◆ WORK TO BE COMPLETED ◆
Reproduce each of the lines word for word.

** start of RAW RECORDS **

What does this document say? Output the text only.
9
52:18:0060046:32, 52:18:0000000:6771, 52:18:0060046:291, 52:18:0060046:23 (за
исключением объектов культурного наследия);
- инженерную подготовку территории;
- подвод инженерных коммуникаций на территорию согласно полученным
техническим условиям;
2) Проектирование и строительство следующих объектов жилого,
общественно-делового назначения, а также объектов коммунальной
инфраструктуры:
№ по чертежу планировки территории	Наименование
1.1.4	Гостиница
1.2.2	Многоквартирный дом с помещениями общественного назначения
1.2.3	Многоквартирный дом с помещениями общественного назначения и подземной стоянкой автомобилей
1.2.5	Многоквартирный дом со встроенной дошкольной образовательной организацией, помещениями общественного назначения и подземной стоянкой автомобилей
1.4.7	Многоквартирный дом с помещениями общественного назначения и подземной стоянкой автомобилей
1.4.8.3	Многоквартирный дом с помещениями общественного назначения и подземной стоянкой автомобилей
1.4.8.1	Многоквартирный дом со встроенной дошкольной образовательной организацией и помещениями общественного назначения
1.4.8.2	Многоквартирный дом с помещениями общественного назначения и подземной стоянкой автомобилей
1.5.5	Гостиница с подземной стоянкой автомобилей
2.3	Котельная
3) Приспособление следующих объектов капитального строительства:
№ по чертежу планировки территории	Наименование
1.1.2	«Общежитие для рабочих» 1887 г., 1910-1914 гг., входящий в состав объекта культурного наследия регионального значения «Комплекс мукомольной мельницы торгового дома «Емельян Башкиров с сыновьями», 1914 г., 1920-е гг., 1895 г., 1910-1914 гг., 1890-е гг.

** end of RAW RECORDS **

◆ RESULT OF THE TASK ◆
What does this document say? Output the text only.
9
52:18:0060046:32, 52:18:0000000:6771, 52:18:0060046:291, 52:18:0060046:23 (за
исключением объектов культурного наследия);
- инженерную подготовку территории;
- подвод инженерных коммуникаций на территорию согласно полученным
техническим условиям;
2) Проектирование и строительство следующих объектов жилого,
общественно-делового назначения, а также объектов коммунальной
инфраструктуры:
№ по чертежу планировки территории	Наименование
1.1.4	Гостиница
1.2.2	Многоквартирный дом с помещениями общественного назначения
1.2.3	Многоквартирный дом с помещениями общественного назначения и подземной стоянкой автомобилей
1.2.5	Многоквартирный дом со встроенной дошкольной образовательной организацией, помещениями общественного назначения и подземной стоянкой автомобилей
1.4.7	Многоквартирный дом с помещениями общественного назначения и подземной стоянкой автомобилей
1.4.8.3	Многоквартирный дом с помещениями общественного назначения и подземной стоянкой автомобилей
1.4.8.1	Многоквартирный дом со встроенной дошкольной образовательной организацией и помещениями общественного назначения
1.4.8.2	Многоквартирный дом с помещениями общественного назначения и подземной стоянкой автомобилей
1.5.5	Гостиница с подземной стоянкой автомобилей
2.3	Котельная
3) Приспособление следующих объектов капитального строительства:
№ по чертежу планировки территории	Наименование
1.1.2	«Общежитие для рабочих» 1887 г., 1910-1914 гг., входящий в состав объекта культурного наследия регионального значения «Комплекс мукомольной мельницы торгового дома «Емельян Башкиров с сыновьями», 1914 г., 1920-е гг., 1895 г., 1910-1914 гг., 1890-е гг.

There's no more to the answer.